A block of data:
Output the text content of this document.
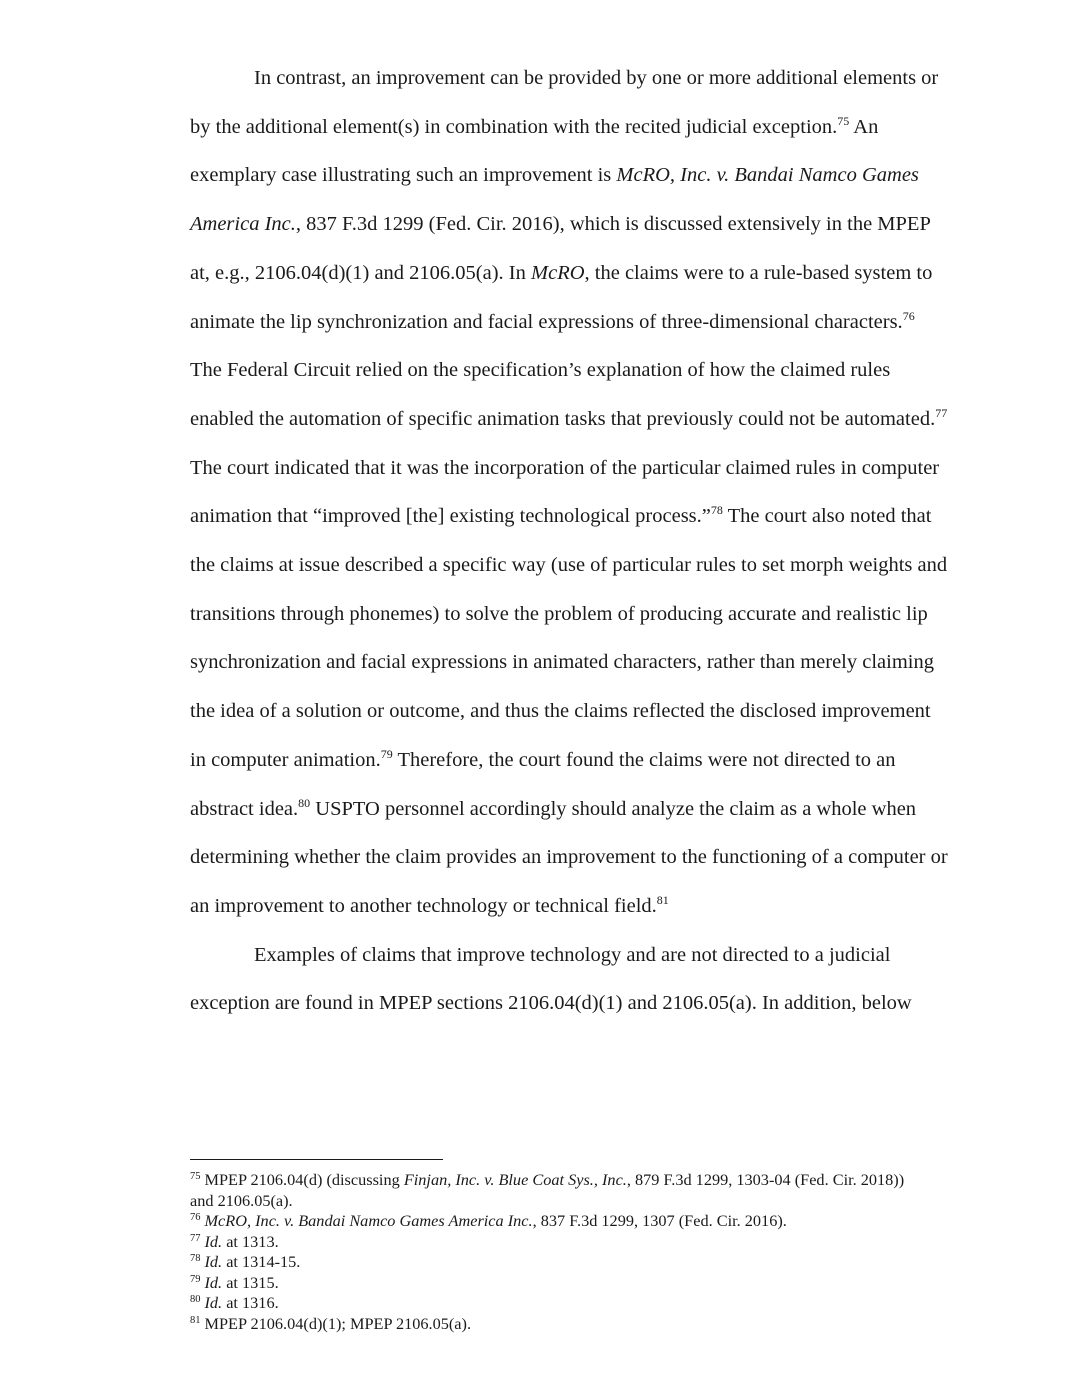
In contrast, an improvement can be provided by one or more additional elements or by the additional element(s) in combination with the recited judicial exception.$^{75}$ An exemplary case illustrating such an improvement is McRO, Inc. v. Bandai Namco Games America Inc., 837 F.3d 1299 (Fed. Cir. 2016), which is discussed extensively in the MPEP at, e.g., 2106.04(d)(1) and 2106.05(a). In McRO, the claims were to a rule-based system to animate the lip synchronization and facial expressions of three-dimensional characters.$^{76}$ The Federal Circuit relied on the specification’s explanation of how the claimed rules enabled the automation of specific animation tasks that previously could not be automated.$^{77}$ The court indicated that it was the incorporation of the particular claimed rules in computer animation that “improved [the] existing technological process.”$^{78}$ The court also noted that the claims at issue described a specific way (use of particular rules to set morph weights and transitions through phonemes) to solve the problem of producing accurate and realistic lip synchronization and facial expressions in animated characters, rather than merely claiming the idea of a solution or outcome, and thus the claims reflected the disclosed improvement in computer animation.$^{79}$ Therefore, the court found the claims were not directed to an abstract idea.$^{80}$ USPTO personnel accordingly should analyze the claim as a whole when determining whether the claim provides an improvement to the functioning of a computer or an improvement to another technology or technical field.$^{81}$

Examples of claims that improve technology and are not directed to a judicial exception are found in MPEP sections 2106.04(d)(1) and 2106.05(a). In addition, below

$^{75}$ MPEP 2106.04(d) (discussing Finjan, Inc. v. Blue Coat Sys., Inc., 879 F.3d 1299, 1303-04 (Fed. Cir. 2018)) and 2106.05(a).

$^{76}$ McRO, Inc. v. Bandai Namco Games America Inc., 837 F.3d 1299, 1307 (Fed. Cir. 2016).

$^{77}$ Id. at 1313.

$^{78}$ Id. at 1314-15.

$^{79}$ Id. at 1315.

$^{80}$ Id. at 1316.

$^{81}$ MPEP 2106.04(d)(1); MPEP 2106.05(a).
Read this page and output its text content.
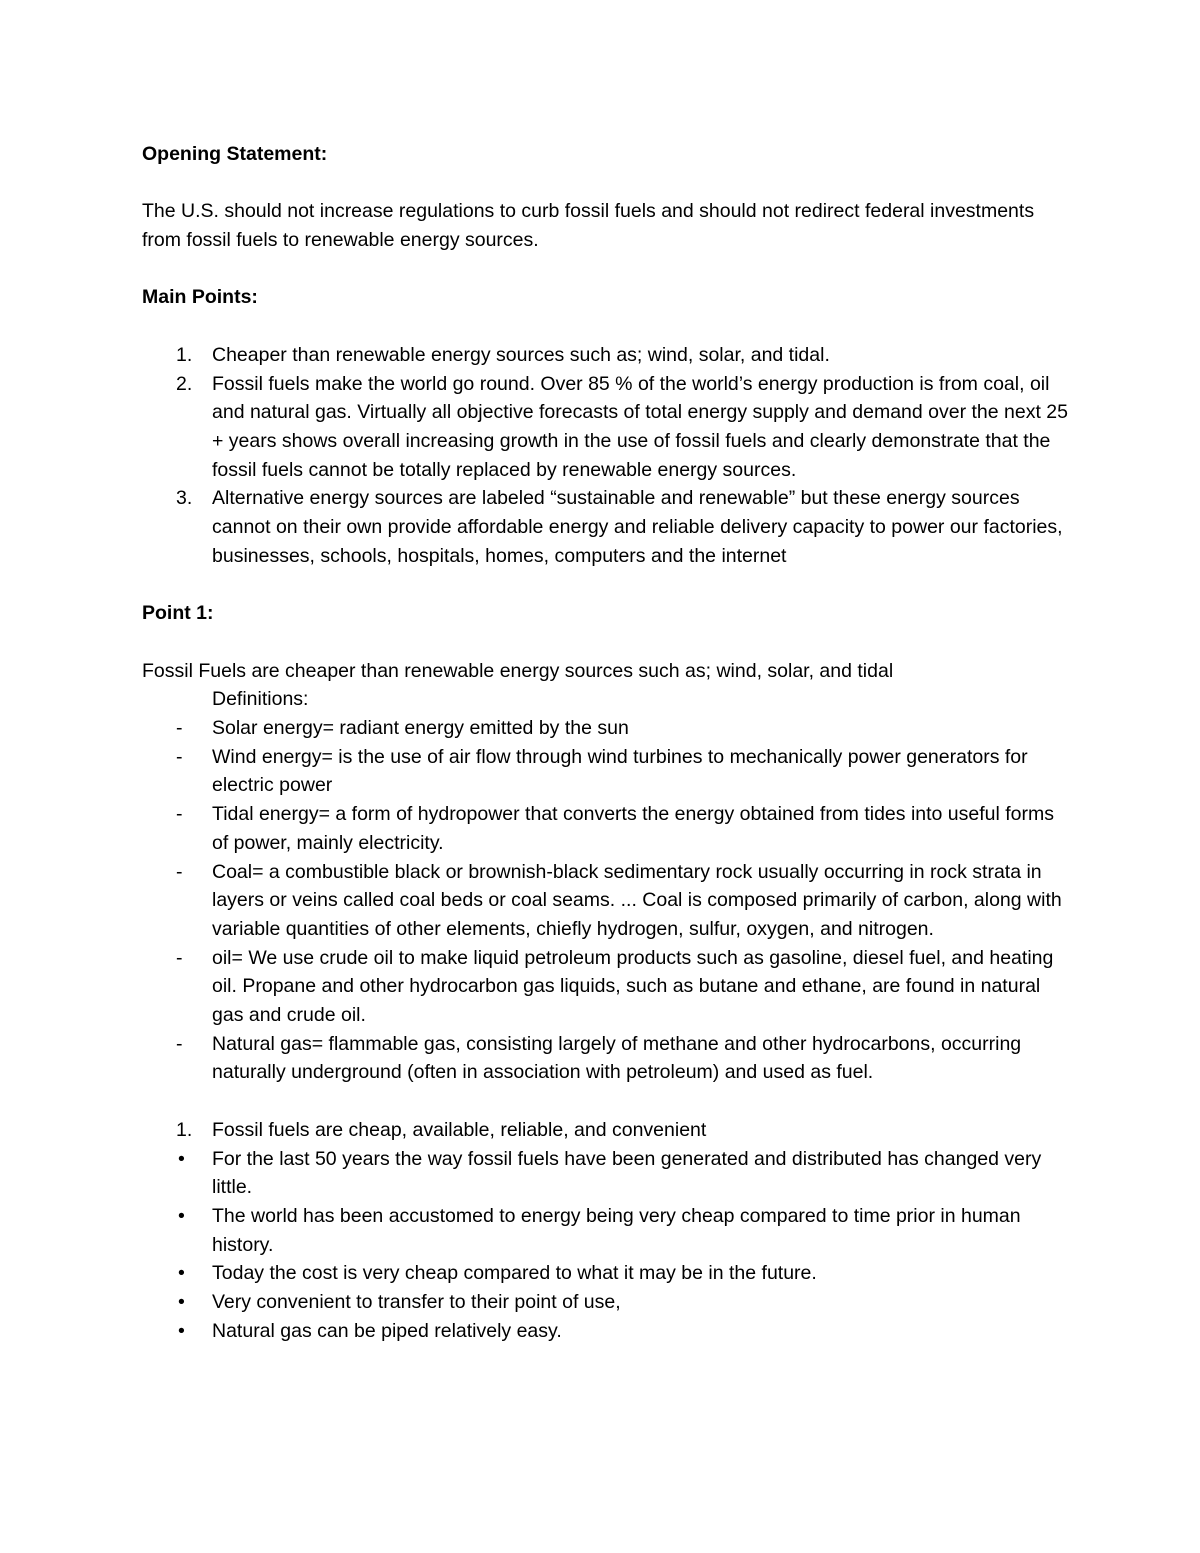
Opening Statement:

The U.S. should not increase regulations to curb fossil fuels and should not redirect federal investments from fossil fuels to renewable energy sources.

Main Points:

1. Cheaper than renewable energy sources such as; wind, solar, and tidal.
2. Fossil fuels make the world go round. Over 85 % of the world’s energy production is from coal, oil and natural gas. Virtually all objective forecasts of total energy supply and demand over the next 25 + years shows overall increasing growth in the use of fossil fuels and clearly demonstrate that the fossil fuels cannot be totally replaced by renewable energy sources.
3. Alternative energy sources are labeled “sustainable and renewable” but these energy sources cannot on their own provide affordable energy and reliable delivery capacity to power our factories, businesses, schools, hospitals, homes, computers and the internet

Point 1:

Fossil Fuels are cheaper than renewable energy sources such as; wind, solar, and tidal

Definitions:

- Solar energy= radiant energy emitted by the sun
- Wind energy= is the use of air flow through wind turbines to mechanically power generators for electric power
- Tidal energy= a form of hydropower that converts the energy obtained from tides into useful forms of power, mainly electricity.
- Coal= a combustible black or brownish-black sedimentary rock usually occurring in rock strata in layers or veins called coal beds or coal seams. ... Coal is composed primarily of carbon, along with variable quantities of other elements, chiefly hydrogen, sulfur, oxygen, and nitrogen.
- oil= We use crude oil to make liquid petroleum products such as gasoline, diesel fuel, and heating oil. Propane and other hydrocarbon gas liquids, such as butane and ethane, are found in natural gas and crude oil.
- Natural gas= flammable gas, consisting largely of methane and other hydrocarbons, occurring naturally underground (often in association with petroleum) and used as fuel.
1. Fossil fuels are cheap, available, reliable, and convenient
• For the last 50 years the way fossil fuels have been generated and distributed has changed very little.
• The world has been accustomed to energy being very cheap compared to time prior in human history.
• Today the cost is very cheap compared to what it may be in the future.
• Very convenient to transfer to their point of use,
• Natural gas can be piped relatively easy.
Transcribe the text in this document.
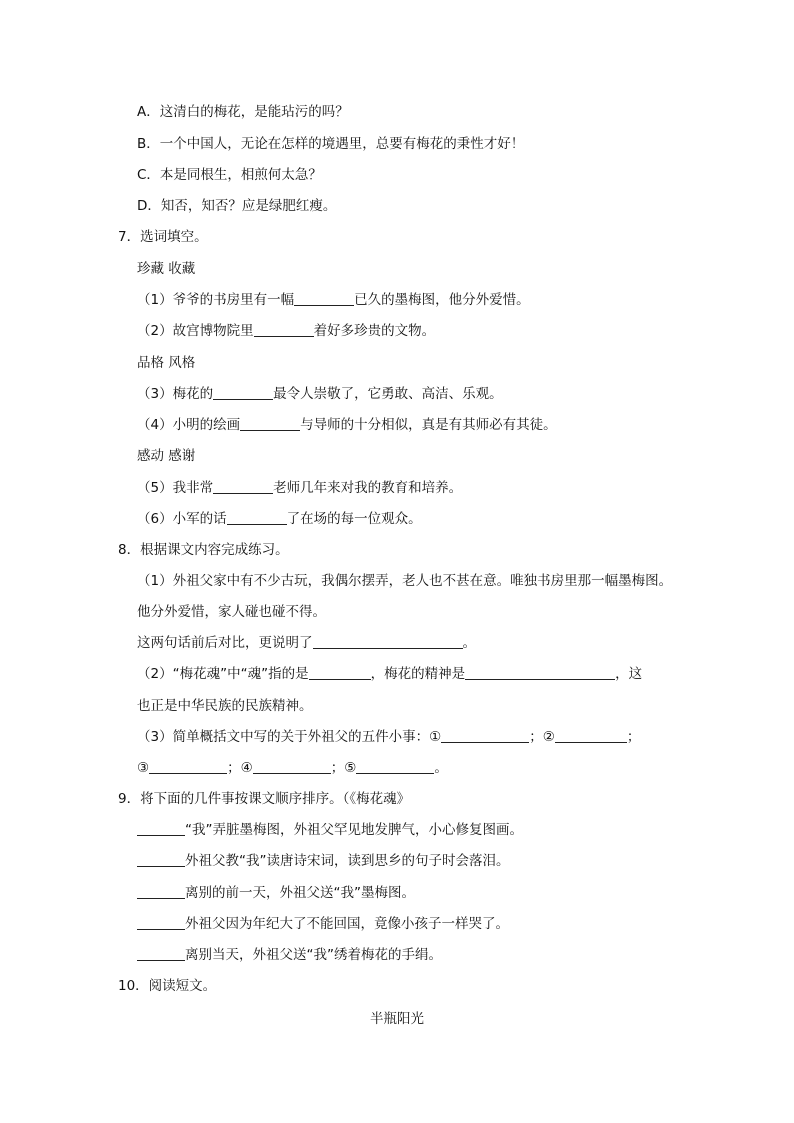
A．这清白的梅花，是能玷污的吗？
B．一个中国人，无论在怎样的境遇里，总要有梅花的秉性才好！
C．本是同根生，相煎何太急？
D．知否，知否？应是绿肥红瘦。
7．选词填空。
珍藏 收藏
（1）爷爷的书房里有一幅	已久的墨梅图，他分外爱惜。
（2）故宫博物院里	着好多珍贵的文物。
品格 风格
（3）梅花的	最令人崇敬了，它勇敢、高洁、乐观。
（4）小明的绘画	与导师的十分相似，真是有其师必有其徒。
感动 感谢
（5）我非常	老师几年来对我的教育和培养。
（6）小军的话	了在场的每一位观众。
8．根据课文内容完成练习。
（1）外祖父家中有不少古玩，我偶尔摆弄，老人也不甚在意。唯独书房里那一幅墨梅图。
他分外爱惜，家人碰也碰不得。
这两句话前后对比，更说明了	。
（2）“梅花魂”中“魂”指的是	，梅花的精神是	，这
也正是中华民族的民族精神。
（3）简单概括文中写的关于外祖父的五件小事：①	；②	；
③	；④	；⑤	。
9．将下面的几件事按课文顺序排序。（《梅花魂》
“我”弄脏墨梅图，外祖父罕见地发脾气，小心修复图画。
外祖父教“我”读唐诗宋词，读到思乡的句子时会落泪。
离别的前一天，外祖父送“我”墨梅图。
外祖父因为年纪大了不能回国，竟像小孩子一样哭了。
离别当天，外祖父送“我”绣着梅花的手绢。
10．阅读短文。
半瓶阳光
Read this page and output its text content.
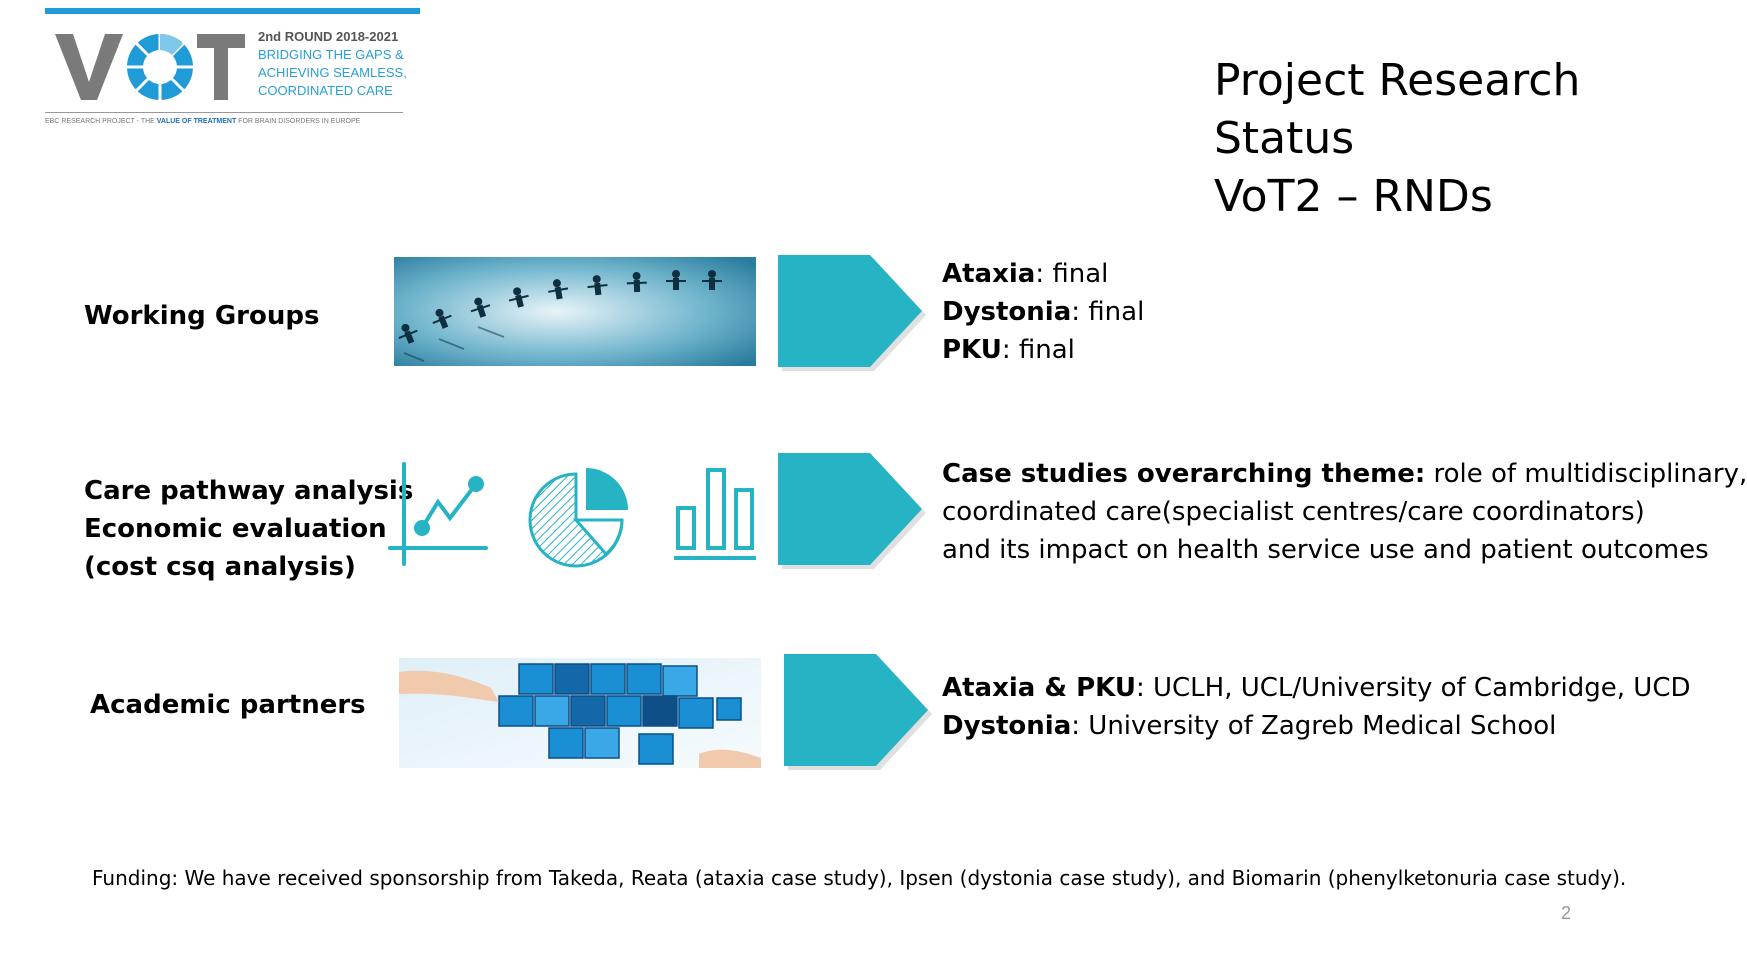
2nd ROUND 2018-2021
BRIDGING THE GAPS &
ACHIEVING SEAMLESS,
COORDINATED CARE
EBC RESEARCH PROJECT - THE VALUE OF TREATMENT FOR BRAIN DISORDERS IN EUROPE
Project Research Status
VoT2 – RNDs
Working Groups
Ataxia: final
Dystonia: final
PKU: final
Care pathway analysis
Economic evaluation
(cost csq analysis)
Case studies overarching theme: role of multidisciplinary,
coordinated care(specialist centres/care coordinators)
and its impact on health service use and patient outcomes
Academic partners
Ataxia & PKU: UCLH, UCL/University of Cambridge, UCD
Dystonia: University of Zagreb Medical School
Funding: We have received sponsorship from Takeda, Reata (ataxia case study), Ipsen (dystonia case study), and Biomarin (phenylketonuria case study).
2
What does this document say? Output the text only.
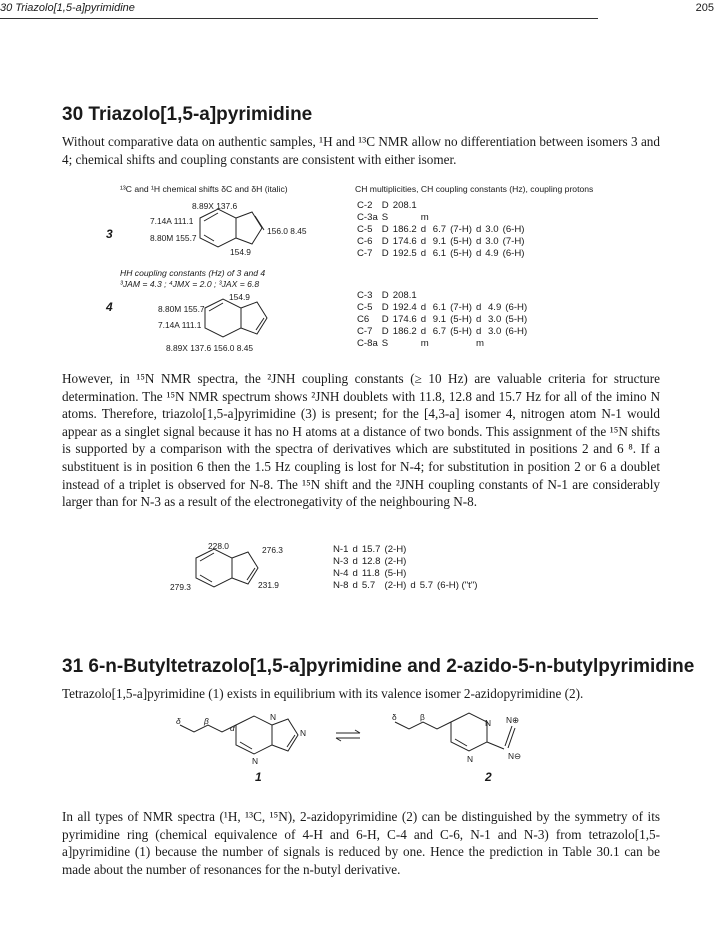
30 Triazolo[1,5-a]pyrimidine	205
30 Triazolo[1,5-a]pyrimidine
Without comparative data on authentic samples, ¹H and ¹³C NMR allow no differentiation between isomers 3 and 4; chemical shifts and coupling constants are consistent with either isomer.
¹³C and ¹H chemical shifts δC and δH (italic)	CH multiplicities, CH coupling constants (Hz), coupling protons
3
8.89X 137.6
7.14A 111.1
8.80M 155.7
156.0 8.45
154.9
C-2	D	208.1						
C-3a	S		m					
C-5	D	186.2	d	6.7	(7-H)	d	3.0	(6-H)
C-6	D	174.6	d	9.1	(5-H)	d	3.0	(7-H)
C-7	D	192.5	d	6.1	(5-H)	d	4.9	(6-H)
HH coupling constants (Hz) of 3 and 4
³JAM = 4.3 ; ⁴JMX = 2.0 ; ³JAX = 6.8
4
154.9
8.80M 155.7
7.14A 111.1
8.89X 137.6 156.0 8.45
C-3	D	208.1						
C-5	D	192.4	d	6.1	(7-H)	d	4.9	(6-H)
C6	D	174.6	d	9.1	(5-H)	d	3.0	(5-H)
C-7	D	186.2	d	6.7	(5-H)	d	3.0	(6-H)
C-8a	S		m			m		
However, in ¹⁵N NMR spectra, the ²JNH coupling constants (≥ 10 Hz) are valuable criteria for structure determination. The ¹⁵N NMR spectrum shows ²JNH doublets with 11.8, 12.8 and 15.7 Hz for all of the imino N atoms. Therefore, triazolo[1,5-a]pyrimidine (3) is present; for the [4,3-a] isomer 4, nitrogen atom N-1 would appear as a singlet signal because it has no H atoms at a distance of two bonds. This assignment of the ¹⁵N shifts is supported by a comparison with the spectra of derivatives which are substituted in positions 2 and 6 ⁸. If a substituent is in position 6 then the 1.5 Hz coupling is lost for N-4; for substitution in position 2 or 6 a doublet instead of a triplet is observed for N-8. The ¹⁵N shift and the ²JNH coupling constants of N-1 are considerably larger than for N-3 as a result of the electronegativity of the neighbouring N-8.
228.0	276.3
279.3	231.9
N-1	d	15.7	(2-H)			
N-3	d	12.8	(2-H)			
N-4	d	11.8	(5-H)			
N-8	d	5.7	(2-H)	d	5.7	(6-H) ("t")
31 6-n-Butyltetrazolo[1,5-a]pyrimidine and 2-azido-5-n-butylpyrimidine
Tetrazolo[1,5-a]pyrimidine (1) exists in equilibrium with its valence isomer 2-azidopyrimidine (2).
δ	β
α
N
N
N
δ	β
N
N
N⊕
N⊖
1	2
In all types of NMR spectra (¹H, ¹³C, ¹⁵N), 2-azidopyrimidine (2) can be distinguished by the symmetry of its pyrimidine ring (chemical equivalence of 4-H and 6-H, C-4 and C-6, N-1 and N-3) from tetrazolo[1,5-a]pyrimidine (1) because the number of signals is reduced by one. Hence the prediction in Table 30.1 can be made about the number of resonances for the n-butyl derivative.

(OBJECTIVE):
Gather every line containing the word "power" and copy it.

(SOLUTION FOR THIS TASK):
3. Alternative energy sources are labeled “sustainable and renewable” but these energy sources cannot on their own provide affordable energy and reliable delivery capacity to power our factories, businesses, schools, hospitals, homes, computers and the internet
- Wind energy= is the use of air flow through wind turbines to mechanically power generators for electric power
- Tidal energy= a form of hydropower that converts the energy obtained from tides into useful forms of power, mainly electricity.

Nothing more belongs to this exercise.